▶ Written request
Copy every entry exactly.

★ ★ ★ ★ ★

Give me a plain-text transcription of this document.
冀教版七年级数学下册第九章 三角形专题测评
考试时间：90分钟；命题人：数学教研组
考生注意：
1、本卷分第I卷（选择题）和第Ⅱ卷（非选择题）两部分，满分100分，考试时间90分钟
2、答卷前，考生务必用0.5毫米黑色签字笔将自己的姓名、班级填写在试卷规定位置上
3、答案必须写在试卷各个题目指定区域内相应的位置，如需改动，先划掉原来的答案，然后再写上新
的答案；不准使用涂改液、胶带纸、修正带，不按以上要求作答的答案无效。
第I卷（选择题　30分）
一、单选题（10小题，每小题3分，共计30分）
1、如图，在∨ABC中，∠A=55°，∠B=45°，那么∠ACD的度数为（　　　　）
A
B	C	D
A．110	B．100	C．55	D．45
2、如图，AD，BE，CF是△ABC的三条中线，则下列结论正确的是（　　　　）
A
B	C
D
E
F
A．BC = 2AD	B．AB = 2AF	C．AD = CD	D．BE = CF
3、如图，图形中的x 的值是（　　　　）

★ ★ ★ ★ ★

▶ Reply
Give me a plain-text transcription of this document.
冀教版七年级数学下册第九章 三角形专题测评
考试时间：90分钟；命题人：数学教研组
考生注意：
1、本卷分第I卷（选择题）和第Ⅱ卷（非选择题）两部分，满分100分，考试时间90分钟
2、答卷前，考生务必用0.5毫米黑色签字笔将自己的姓名、班级填写在试卷规定位置上
3、答案必须写在试卷各个题目指定区域内相应的位置，如需改动，先划掉原来的答案，然后再写上新
的答案；不准使用涂改液、胶带纸、修正带，不按以上要求作答的答案无效。
第I卷（选择题　30分）
一、单选题（10小题，每小题3分，共计30分）
1、如图，在∨ABC中，∠A=55°，∠B=45°，那么∠ACD的度数为（　　　　）
A
B	C	D
A．110	B．100	C．55	D．45
2、如图，AD，BE，CF是△ABC的三条中线，则下列结论正确的是（　　　　）
A
B	C
D
E
F
A．BC = 2AD	B．AB = 2AF	C．AD = CD	D．BE = CF
3、如图，图形中的x 的值是（　　　　）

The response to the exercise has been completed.